++++ EXCERPTED RECORDS ++++

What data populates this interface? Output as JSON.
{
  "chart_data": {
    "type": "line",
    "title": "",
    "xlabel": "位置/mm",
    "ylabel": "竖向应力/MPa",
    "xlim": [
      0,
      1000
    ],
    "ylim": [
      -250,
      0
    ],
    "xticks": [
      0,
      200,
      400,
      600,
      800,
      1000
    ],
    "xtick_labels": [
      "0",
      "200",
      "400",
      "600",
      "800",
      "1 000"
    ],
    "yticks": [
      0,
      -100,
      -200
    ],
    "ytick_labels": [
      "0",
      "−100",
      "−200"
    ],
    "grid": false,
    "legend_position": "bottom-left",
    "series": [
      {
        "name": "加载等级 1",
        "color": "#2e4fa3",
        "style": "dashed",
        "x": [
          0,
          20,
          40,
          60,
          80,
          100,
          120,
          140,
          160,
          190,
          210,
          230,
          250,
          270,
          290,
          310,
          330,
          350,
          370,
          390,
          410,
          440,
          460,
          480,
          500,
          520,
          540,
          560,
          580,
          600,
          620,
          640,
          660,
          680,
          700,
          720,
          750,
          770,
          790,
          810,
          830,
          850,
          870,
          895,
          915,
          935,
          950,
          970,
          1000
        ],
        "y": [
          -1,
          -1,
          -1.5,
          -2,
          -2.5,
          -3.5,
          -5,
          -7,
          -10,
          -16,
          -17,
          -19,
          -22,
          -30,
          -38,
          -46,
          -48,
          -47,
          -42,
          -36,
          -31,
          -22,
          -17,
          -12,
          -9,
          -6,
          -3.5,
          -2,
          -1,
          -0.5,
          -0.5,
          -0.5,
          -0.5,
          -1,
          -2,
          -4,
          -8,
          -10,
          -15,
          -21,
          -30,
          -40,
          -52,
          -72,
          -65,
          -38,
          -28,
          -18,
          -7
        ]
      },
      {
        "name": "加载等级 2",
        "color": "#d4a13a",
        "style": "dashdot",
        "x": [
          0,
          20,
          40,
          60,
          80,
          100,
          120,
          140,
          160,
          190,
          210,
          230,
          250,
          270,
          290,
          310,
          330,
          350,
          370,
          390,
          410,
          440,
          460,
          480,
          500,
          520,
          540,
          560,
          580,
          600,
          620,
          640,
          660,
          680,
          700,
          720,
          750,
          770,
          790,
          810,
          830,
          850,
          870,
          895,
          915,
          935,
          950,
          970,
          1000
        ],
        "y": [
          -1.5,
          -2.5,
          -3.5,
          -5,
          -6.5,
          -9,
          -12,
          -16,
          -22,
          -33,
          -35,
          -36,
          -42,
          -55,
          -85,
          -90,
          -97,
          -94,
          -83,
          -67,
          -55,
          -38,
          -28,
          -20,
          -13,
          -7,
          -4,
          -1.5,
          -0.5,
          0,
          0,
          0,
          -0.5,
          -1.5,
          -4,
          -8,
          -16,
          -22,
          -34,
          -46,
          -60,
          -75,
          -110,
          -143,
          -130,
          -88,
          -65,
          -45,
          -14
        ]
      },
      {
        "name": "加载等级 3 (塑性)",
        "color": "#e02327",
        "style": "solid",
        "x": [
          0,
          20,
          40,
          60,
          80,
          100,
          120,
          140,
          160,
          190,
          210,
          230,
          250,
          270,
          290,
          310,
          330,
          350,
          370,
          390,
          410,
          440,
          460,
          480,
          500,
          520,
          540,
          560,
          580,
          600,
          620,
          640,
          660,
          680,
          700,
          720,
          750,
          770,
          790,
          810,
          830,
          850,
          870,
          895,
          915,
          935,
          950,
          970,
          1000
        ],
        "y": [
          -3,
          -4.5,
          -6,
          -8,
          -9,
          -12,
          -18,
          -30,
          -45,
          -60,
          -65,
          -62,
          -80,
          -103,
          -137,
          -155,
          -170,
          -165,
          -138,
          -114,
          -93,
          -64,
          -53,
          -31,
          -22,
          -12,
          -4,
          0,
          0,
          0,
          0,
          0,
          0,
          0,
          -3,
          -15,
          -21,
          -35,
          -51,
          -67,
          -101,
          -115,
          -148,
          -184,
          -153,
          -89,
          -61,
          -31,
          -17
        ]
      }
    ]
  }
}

++++

[TASK PROMPT]:
Every line that holds the word "style" should be extracted.

[RESPONSE TO THE EXERCISE]:
        "style": "dashed",
        "style": "dashdot",
        "style": "solid",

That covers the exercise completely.